• [Exercise description]: Reproduce the entries word for word, and omit any picture you find in them.

• [Dataset records]:

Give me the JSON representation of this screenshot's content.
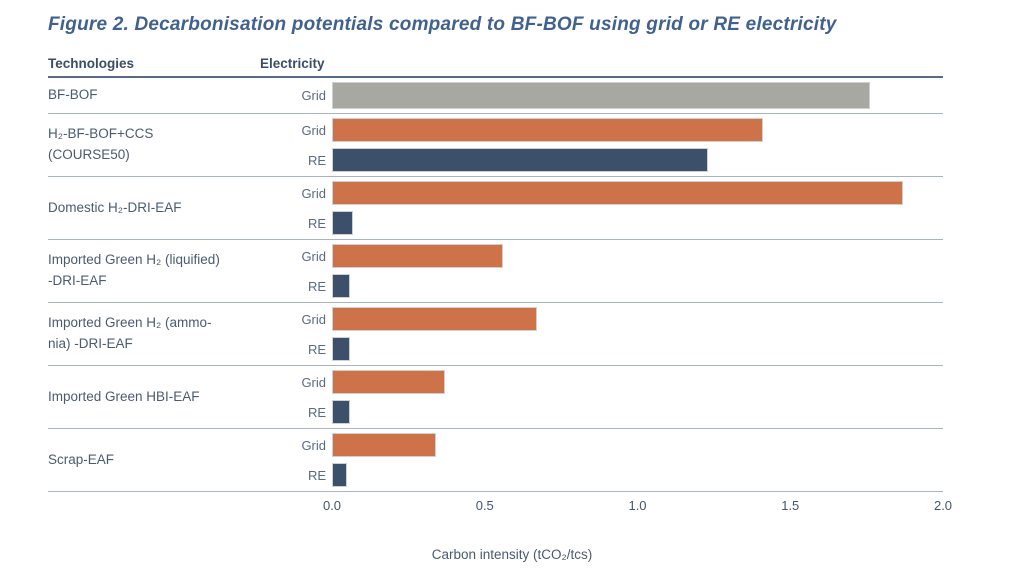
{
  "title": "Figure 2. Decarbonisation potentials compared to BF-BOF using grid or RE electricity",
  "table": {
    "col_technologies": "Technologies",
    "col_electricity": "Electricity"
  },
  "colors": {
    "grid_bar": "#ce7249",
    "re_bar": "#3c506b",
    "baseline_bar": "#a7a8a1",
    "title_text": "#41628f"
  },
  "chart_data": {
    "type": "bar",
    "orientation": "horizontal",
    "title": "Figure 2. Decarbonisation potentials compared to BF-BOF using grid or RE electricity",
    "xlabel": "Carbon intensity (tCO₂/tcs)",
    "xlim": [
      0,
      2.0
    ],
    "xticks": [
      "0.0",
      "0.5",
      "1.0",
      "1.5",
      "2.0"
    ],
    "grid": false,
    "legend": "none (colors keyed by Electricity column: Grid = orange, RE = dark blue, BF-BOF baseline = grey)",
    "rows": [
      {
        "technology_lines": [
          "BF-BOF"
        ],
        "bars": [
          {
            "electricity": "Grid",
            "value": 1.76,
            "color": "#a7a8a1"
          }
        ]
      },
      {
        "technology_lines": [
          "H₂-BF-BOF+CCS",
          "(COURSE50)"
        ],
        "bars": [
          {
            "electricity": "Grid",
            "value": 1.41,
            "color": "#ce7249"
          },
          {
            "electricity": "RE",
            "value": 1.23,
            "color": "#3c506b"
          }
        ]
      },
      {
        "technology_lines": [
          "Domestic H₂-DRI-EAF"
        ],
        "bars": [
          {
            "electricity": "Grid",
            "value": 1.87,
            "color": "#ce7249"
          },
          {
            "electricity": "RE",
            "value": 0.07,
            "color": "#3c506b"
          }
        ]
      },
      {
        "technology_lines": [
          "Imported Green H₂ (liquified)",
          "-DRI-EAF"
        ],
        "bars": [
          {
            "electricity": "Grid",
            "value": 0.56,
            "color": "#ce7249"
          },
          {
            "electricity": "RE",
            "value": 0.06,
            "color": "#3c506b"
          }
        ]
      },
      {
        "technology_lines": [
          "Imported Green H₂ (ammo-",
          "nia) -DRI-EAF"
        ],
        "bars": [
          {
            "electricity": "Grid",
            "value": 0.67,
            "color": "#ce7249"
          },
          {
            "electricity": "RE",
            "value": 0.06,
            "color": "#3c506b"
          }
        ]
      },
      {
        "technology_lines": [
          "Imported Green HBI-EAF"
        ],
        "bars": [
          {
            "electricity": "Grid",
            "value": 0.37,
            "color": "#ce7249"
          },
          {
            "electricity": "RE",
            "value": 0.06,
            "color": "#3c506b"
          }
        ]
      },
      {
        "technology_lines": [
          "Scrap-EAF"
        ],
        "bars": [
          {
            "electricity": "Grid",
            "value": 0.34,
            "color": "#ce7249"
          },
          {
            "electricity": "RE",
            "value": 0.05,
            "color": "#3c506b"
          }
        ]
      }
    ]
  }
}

• [Answer to this task]:
Give me the JSON representation of this screenshot's content.
{
  "title": "Figure 2. Decarbonisation potentials compared to BF-BOF using grid or RE electricity",
  "table": {
    "col_technologies": "Technologies",
    "col_electricity": "Electricity"
  },
  "colors": {
    "grid_bar": "#ce7249",
    "re_bar": "#3c506b",
    "baseline_bar": "#a7a8a1",
    "title_text": "#41628f"
  },
  "chart_data": {
    "type": "bar",
    "orientation": "horizontal",
    "title": "Figure 2. Decarbonisation potentials compared to BF-BOF using grid or RE electricity",
    "xlabel": "Carbon intensity (tCO₂/tcs)",
    "xlim": [
      0,
      2.0
    ],
    "xticks": [
      "0.0",
      "0.5",
      "1.0",
      "1.5",
      "2.0"
    ],
    "grid": false,
    "legend": "none (colors keyed by Electricity column: Grid = orange, RE = dark blue, BF-BOF baseline = grey)",
    "rows": [
      {
        "technology_lines": [
          "BF-BOF"
        ],
        "bars": [
          {
            "electricity": "Grid",
            "value": 1.76,
            "color": "#a7a8a1"
          }
        ]
      },
      {
        "technology_lines": [
          "H₂-BF-BOF+CCS",
          "(COURSE50)"
        ],
        "bars": [
          {
            "electricity": "Grid",
            "value": 1.41,
            "color": "#ce7249"
          },
          {
            "electricity": "RE",
            "value": 1.23,
            "color": "#3c506b"
          }
        ]
      },
      {
        "technology_lines": [
          "Domestic H₂-DRI-EAF"
        ],
        "bars": [
          {
            "electricity": "Grid",
            "value": 1.87,
            "color": "#ce7249"
          },
          {
            "electricity": "RE",
            "value": 0.07,
            "color": "#3c506b"
          }
        ]
      },
      {
        "technology_lines": [
          "Imported Green H₂ (liquified)",
          "-DRI-EAF"
        ],
        "bars": [
          {
            "electricity": "Grid",
            "value": 0.56,
            "color": "#ce7249"
          },
          {
            "electricity": "RE",
            "value": 0.06,
            "color": "#3c506b"
          }
        ]
      },
      {
        "technology_lines": [
          "Imported Green H₂ (ammo-",
          "nia) -DRI-EAF"
        ],
        "bars": [
          {
            "electricity": "Grid",
            "value": 0.67,
            "color": "#ce7249"
          },
          {
            "electricity": "RE",
            "value": 0.06,
            "color": "#3c506b"
          }
        ]
      },
      {
        "technology_lines": [
          "Imported Green HBI-EAF"
        ],
        "bars": [
          {
            "electricity": "Grid",
            "value": 0.37,
            "color": "#ce7249"
          },
          {
            "electricity": "RE",
            "value": 0.06,
            "color": "#3c506b"
          }
        ]
      },
      {
        "technology_lines": [
          "Scrap-EAF"
        ],
        "bars": [
          {
            "electricity": "Grid",
            "value": 0.34,
            "color": "#ce7249"
          },
          {
            "electricity": "RE",
            "value": 0.05,
            "color": "#3c506b"
          }
        ]
      }
    ]
  }
}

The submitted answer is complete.